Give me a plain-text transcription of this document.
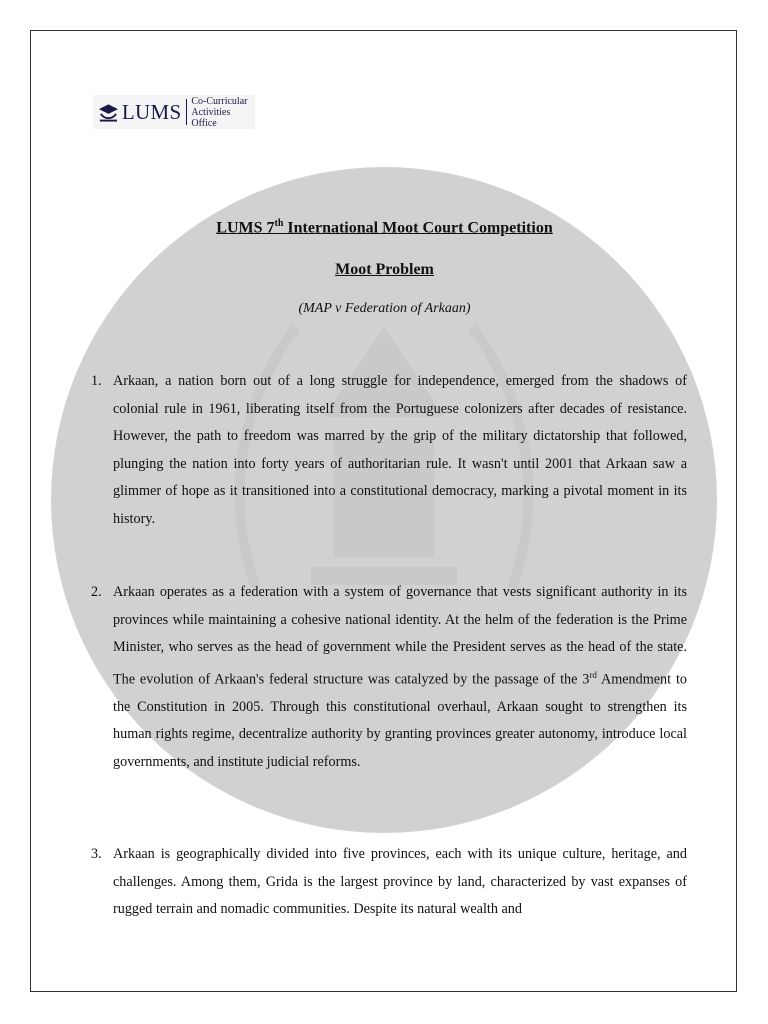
LUMS Co-Curricular
Activities Office
LUMS 7th International Moot Court Competition
Moot Problem
(MAP v Federation of Arkaan)
1. Arkaan, a nation born out of a long struggle for independence, emerged from the shadows of colonial rule in 1961, liberating itself from the Portuguese colonizers after decades of resistance. However, the path to freedom was marred by the grip of the military dictatorship that followed, plunging the nation into forty years of authoritarian rule. It wasn't until 2001 that Arkaan saw a glimmer of hope as it transitioned into a constitutional democracy, marking a pivotal moment in its history.
2. Arkaan operates as a federation with a system of governance that vests significant authority in its provinces while maintaining a cohesive national identity. At the helm of the federation is the Prime Minister, who serves as the head of government while the President serves as the head of the state. The evolution of Arkaan's federal structure was catalyzed by the passage of the 3rd Amendment to the Constitution in 2005. Through this constitutional overhaul, Arkaan sought to strengthen its human rights regime, decentralize authority by granting provinces greater autonomy, introduce local governments, and institute judicial reforms.
3. Arkaan is geographically divided into five provinces, each with its unique culture, heritage, and challenges. Among them, Grida is the largest province by land, characterized by vast expanses of rugged terrain and nomadic communities. Despite its natural wealth and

|---|

Problem: From the listing above, return each line with the word "this".

Completed task:
Give me a plain-text transcription of this document.
2. Arkaan operates as a federation with a system of governance that vests significant authority in its provinces while maintaining a cohesive national identity. At the helm of the federation is the Prime Minister, who serves as the head of government while the President serves as the head of the state. The evolution of Arkaan's federal structure was catalyzed by the passage of the 3rd Amendment to the Constitution in 2005. Through this constitutional overhaul, Arkaan sought to strengthen its human rights regime, decentralize authority by granting provinces greater autonomy, introduce local governments, and institute judicial reforms.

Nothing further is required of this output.